### PROVIDED DATA
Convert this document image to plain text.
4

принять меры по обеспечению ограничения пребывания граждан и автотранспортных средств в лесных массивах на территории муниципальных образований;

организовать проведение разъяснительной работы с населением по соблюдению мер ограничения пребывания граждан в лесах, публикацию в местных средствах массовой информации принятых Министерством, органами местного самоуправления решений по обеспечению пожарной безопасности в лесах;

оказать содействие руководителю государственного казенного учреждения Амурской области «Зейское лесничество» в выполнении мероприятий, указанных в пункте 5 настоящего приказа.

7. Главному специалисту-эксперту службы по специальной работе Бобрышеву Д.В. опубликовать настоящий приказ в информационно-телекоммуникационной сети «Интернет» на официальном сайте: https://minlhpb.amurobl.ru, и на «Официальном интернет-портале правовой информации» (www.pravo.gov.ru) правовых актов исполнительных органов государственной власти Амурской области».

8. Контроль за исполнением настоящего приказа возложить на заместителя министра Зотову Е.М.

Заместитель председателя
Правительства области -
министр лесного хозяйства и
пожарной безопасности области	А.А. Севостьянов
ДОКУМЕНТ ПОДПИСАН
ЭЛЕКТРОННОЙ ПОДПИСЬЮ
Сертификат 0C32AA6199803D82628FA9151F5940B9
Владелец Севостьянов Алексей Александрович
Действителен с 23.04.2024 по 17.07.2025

### WHAT IS BEING ASKED
Locate the word "приказа" in the records above, and return each line that has it.

### WRITTEN RESPONSE
оказать содействие руководителю государственного казенного учреждения Амурской области «Зейское лесничество» в выполнении мероприятий, указанных в пункте 5 настоящего приказа.
8. Контроль за исполнением настоящего приказа возложить на заместителя министра Зотову Е.М.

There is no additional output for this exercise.